* [Figure content listings]:
────────────────────────────────────────

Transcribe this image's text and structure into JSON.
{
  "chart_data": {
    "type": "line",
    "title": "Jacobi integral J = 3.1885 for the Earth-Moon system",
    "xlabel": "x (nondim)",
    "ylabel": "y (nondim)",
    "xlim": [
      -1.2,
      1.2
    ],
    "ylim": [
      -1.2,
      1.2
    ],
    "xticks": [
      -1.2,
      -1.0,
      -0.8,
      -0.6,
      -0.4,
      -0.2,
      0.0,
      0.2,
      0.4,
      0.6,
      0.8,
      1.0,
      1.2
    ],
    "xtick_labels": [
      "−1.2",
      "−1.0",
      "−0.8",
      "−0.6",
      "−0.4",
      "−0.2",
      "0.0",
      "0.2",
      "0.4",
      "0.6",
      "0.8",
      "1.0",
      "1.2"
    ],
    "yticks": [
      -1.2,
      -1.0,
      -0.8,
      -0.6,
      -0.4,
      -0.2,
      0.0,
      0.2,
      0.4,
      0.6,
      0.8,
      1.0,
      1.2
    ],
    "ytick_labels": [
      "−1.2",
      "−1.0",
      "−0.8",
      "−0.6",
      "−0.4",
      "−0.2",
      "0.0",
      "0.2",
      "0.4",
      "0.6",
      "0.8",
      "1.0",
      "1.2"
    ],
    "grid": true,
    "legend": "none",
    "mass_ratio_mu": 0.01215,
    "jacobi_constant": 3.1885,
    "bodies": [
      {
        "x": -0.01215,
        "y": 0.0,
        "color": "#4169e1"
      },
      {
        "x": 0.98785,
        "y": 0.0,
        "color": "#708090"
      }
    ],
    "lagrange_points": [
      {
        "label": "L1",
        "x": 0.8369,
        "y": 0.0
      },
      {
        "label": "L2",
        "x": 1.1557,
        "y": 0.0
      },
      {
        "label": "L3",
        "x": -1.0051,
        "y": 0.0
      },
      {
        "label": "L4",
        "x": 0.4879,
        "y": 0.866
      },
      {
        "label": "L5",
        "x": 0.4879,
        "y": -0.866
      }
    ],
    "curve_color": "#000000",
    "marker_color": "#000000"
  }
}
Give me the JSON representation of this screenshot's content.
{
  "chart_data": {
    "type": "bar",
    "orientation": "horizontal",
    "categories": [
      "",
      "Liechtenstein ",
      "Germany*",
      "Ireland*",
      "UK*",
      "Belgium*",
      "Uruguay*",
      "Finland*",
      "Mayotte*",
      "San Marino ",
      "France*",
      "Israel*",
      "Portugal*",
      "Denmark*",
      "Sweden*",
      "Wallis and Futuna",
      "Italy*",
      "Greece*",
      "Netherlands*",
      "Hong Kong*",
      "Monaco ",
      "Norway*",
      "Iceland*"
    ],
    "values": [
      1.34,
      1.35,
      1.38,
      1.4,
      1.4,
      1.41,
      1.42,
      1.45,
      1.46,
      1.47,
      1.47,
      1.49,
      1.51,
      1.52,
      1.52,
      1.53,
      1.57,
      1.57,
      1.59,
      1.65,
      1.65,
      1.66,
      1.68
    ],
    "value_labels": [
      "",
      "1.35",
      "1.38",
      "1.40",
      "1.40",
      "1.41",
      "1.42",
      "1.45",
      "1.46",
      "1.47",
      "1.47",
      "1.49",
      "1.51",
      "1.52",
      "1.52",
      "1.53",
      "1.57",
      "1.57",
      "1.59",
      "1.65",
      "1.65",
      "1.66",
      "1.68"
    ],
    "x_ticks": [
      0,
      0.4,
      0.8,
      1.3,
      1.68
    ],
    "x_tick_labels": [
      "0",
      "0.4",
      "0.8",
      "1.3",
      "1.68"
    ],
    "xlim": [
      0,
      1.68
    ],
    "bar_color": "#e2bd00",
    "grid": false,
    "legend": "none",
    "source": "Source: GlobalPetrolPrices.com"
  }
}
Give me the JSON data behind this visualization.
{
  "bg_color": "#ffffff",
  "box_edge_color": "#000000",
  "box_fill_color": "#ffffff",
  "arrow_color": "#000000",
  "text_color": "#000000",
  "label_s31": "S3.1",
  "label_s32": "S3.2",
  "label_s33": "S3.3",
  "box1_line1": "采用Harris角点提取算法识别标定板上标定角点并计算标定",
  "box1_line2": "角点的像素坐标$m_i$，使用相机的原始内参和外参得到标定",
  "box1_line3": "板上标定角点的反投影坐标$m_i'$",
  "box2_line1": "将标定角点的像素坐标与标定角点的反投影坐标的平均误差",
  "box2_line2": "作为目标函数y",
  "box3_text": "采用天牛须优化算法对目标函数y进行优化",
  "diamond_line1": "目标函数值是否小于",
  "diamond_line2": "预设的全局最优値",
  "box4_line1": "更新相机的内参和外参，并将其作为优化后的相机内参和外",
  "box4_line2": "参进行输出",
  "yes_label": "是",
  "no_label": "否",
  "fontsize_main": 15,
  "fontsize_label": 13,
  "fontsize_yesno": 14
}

────────────────────────────────────────

* [WHAT THIS TASK INVOLVES]: Output the listing above word for word.

* [IN RESPONSE]:
Transcribe this image's text and structure into JSON.
{
  "chart_data": {
    "type": "line",
    "title": "Jacobi integral J = 3.1885 for the Earth-Moon system",
    "xlabel": "x (nondim)",
    "ylabel": "y (nondim)",
    "xlim": [
      -1.2,
      1.2
    ],
    "ylim": [
      -1.2,
      1.2
    ],
    "xticks": [
      -1.2,
      -1.0,
      -0.8,
      -0.6,
      -0.4,
      -0.2,
      0.0,
      0.2,
      0.4,
      0.6,
      0.8,
      1.0,
      1.2
    ],
    "xtick_labels": [
      "−1.2",
      "−1.0",
      "−0.8",
      "−0.6",
      "−0.4",
      "−0.2",
      "0.0",
      "0.2",
      "0.4",
      "0.6",
      "0.8",
      "1.0",
      "1.2"
    ],
    "yticks": [
      -1.2,
      -1.0,
      -0.8,
      -0.6,
      -0.4,
      -0.2,
      0.0,
      0.2,
      0.4,
      0.6,
      0.8,
      1.0,
      1.2
    ],
    "ytick_labels": [
      "−1.2",
      "−1.0",
      "−0.8",
      "−0.6",
      "−0.4",
      "−0.2",
      "0.0",
      "0.2",
      "0.4",
      "0.6",
      "0.8",
      "1.0",
      "1.2"
    ],
    "grid": true,
    "legend": "none",
    "mass_ratio_mu": 0.01215,
    "jacobi_constant": 3.1885,
    "bodies": [
      {
        "x": -0.01215,
        "y": 0.0,
        "color": "#4169e1"
      },
      {
        "x": 0.98785,
        "y": 0.0,
        "color": "#708090"
      }
    ],
    "lagrange_points": [
      {
        "label": "L1",
        "x": 0.8369,
        "y": 0.0
      },
      {
        "label": "L2",
        "x": 1.1557,
        "y": 0.0
      },
      {
        "label": "L3",
        "x": -1.0051,
        "y": 0.0
      },
      {
        "label": "L4",
        "x": 0.4879,
        "y": 0.866
      },
      {
        "label": "L5",
        "x": 0.4879,
        "y": -0.866
      }
    ],
    "curve_color": "#000000",
    "marker_color": "#000000"
  }
}
Give me the JSON representation of this screenshot's content.
{
  "chart_data": {
    "type": "bar",
    "orientation": "horizontal",
    "categories": [
      "",
      "Liechtenstein ",
      "Germany*",
      "Ireland*",
      "UK*",
      "Belgium*",
      "Uruguay*",
      "Finland*",
      "Mayotte*",
      "San Marino ",
      "France*",
      "Israel*",
      "Portugal*",
      "Denmark*",
      "Sweden*",
      "Wallis and Futuna",
      "Italy*",
      "Greece*",
      "Netherlands*",
      "Hong Kong*",
      "Monaco ",
      "Norway*",
      "Iceland*"
    ],
    "values": [
      1.34,
      1.35,
      1.38,
      1.4,
      1.4,
      1.41,
      1.42,
      1.45,
      1.46,
      1.47,
      1.47,
      1.49,
      1.51,
      1.52,
      1.52,
      1.53,
      1.57,
      1.57,
      1.59,
      1.65,
      1.65,
      1.66,
      1.68
    ],
    "value_labels": [
      "",
      "1.35",
      "1.38",
      "1.40",
      "1.40",
      "1.41",
      "1.42",
      "1.45",
      "1.46",
      "1.47",
      "1.47",
      "1.49",
      "1.51",
      "1.52",
      "1.52",
      "1.53",
      "1.57",
      "1.57",
      "1.59",
      "1.65",
      "1.65",
      "1.66",
      "1.68"
    ],
    "x_ticks": [
      0,
      0.4,
      0.8,
      1.3,
      1.68
    ],
    "x_tick_labels": [
      "0",
      "0.4",
      "0.8",
      "1.3",
      "1.68"
    ],
    "xlim": [
      0,
      1.68
    ],
    "bar_color": "#e2bd00",
    "grid": false,
    "legend": "none",
    "source": "Source: GlobalPetrolPrices.com"
  }
}
Give me the JSON data behind this visualization.
{
  "bg_color": "#ffffff",
  "box_edge_color": "#000000",
  "box_fill_color": "#ffffff",
  "arrow_color": "#000000",
  "text_color": "#000000",
  "label_s31": "S3.1",
  "label_s32": "S3.2",
  "label_s33": "S3.3",
  "box1_line1": "采用Harris角点提取算法识别标定板上标定角点并计算标定",
  "box1_line2": "角点的像素坐标$m_i$，使用相机的原始内参和外参得到标定",
  "box1_line3": "板上标定角点的反投影坐标$m_i'$",
  "box2_line1": "将标定角点的像素坐标与标定角点的反投影坐标的平均误差",
  "box2_line2": "作为目标函数y",
  "box3_text": "采用天牛须优化算法对目标函数y进行优化",
  "diamond_line1": "目标函数值是否小于",
  "diamond_line2": "预设的全局最优値",
  "box4_line1": "更新相机的内参和外参，并将其作为优化后的相机内参和外",
  "box4_line2": "参进行输出",
  "yes_label": "是",
  "no_label": "否",
  "fontsize_main": 15,
  "fontsize_label": 13,
  "fontsize_yesno": 14
}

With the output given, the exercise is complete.